DIRECTIONS:
Reproduce every line of the material below, but drop the pictures.

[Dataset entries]
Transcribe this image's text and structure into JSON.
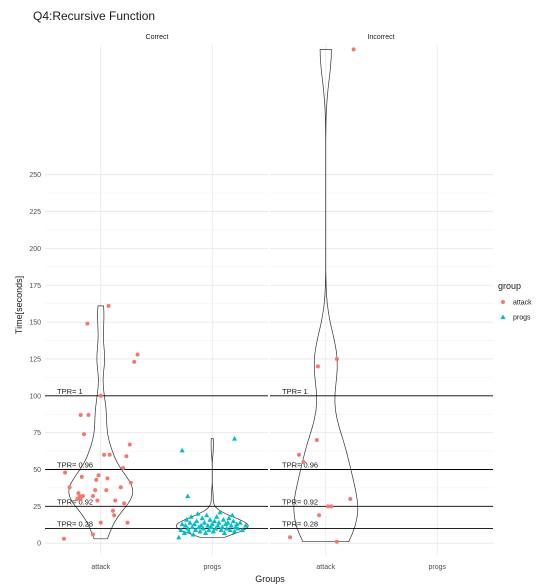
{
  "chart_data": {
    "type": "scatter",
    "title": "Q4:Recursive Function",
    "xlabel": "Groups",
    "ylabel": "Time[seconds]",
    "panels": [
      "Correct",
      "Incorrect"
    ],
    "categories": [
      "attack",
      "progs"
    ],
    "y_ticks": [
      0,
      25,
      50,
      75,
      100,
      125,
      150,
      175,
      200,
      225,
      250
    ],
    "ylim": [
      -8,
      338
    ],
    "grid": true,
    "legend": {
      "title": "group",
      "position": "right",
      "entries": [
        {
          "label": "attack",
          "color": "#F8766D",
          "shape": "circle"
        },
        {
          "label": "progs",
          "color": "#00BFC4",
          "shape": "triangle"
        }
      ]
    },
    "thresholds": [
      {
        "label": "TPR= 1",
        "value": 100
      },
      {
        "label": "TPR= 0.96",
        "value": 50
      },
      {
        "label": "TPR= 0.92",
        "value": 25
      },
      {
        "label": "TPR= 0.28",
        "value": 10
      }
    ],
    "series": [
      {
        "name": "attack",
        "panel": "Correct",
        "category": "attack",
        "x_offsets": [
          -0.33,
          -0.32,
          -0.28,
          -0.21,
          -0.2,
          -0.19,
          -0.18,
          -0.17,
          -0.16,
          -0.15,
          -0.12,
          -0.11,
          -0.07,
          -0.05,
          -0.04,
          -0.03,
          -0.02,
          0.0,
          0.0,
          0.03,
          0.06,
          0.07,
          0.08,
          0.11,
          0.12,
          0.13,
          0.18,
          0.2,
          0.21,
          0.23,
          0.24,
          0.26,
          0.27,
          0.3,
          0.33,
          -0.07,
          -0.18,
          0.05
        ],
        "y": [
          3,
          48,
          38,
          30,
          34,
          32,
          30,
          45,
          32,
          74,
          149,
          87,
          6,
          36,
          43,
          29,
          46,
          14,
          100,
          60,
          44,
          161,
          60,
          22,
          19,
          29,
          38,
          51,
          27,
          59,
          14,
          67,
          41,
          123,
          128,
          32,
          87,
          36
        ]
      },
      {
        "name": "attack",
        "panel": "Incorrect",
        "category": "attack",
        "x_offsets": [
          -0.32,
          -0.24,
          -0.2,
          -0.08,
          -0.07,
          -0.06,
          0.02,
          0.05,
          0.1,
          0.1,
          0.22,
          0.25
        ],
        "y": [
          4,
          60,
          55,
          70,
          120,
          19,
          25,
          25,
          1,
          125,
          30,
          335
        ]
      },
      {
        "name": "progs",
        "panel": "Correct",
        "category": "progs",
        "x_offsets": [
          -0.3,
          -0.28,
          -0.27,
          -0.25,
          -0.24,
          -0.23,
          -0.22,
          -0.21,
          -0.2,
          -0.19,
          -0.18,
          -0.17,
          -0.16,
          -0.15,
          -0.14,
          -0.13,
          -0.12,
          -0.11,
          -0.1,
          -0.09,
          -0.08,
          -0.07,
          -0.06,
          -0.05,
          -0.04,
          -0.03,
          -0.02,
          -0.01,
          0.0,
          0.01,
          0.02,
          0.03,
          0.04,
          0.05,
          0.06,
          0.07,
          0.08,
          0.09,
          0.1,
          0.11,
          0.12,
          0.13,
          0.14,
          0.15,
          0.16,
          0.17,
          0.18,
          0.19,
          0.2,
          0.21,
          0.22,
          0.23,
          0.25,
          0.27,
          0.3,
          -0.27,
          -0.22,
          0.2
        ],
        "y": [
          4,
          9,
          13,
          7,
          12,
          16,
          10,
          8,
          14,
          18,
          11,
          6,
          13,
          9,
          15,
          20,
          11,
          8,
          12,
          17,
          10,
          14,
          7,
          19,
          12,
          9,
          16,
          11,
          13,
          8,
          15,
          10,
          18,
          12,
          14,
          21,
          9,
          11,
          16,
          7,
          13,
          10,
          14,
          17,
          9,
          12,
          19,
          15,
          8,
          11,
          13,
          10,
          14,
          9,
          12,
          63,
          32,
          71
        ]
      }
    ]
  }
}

THE COMPLETED TASK:
Transcribe this image's text and structure into JSON.
{
  "chart_data": {
    "type": "scatter",
    "title": "Q4:Recursive Function",
    "xlabel": "Groups",
    "ylabel": "Time[seconds]",
    "panels": [
      "Correct",
      "Incorrect"
    ],
    "categories": [
      "attack",
      "progs"
    ],
    "y_ticks": [
      0,
      25,
      50,
      75,
      100,
      125,
      150,
      175,
      200,
      225,
      250
    ],
    "ylim": [
      -8,
      338
    ],
    "grid": true,
    "legend": {
      "title": "group",
      "position": "right",
      "entries": [
        {
          "label": "attack",
          "color": "#F8766D",
          "shape": "circle"
        },
        {
          "label": "progs",
          "color": "#00BFC4",
          "shape": "triangle"
        }
      ]
    },
    "thresholds": [
      {
        "label": "TPR= 1",
        "value": 100
      },
      {
        "label": "TPR= 0.96",
        "value": 50
      },
      {
        "label": "TPR= 0.92",
        "value": 25
      },
      {
        "label": "TPR= 0.28",
        "value": 10
      }
    ],
    "series": [
      {
        "name": "attack",
        "panel": "Correct",
        "category": "attack",
        "x_offsets": [
          -0.33,
          -0.32,
          -0.28,
          -0.21,
          -0.2,
          -0.19,
          -0.18,
          -0.17,
          -0.16,
          -0.15,
          -0.12,
          -0.11,
          -0.07,
          -0.05,
          -0.04,
          -0.03,
          -0.02,
          0.0,
          0.0,
          0.03,
          0.06,
          0.07,
          0.08,
          0.11,
          0.12,
          0.13,
          0.18,
          0.2,
          0.21,
          0.23,
          0.24,
          0.26,
          0.27,
          0.3,
          0.33,
          -0.07,
          -0.18,
          0.05
        ],
        "y": [
          3,
          48,
          38,
          30,
          34,
          32,
          30,
          45,
          32,
          74,
          149,
          87,
          6,
          36,
          43,
          29,
          46,
          14,
          100,
          60,
          44,
          161,
          60,
          22,
          19,
          29,
          38,
          51,
          27,
          59,
          14,
          67,
          41,
          123,
          128,
          32,
          87,
          36
        ]
      },
      {
        "name": "attack",
        "panel": "Incorrect",
        "category": "attack",
        "x_offsets": [
          -0.32,
          -0.24,
          -0.2,
          -0.08,
          -0.07,
          -0.06,
          0.02,
          0.05,
          0.1,
          0.1,
          0.22,
          0.25
        ],
        "y": [
          4,
          60,
          55,
          70,
          120,
          19,
          25,
          25,
          1,
          125,
          30,
          335
        ]
      },
      {
        "name": "progs",
        "panel": "Correct",
        "category": "progs",
        "x_offsets": [
          -0.3,
          -0.28,
          -0.27,
          -0.25,
          -0.24,
          -0.23,
          -0.22,
          -0.21,
          -0.2,
          -0.19,
          -0.18,
          -0.17,
          -0.16,
          -0.15,
          -0.14,
          -0.13,
          -0.12,
          -0.11,
          -0.1,
          -0.09,
          -0.08,
          -0.07,
          -0.06,
          -0.05,
          -0.04,
          -0.03,
          -0.02,
          -0.01,
          0.0,
          0.01,
          0.02,
          0.03,
          0.04,
          0.05,
          0.06,
          0.07,
          0.08,
          0.09,
          0.1,
          0.11,
          0.12,
          0.13,
          0.14,
          0.15,
          0.16,
          0.17,
          0.18,
          0.19,
          0.2,
          0.21,
          0.22,
          0.23,
          0.25,
          0.27,
          0.3,
          -0.27,
          -0.22,
          0.2
        ],
        "y": [
          4,
          9,
          13,
          7,
          12,
          16,
          10,
          8,
          14,
          18,
          11,
          6,
          13,
          9,
          15,
          20,
          11,
          8,
          12,
          17,
          10,
          14,
          7,
          19,
          12,
          9,
          16,
          11,
          13,
          8,
          15,
          10,
          18,
          12,
          14,
          21,
          9,
          11,
          16,
          7,
          13,
          10,
          14,
          17,
          9,
          12,
          19,
          15,
          8,
          11,
          13,
          10,
          14,
          9,
          12,
          63,
          32,
          71
        ]
      }
    ]
  }
}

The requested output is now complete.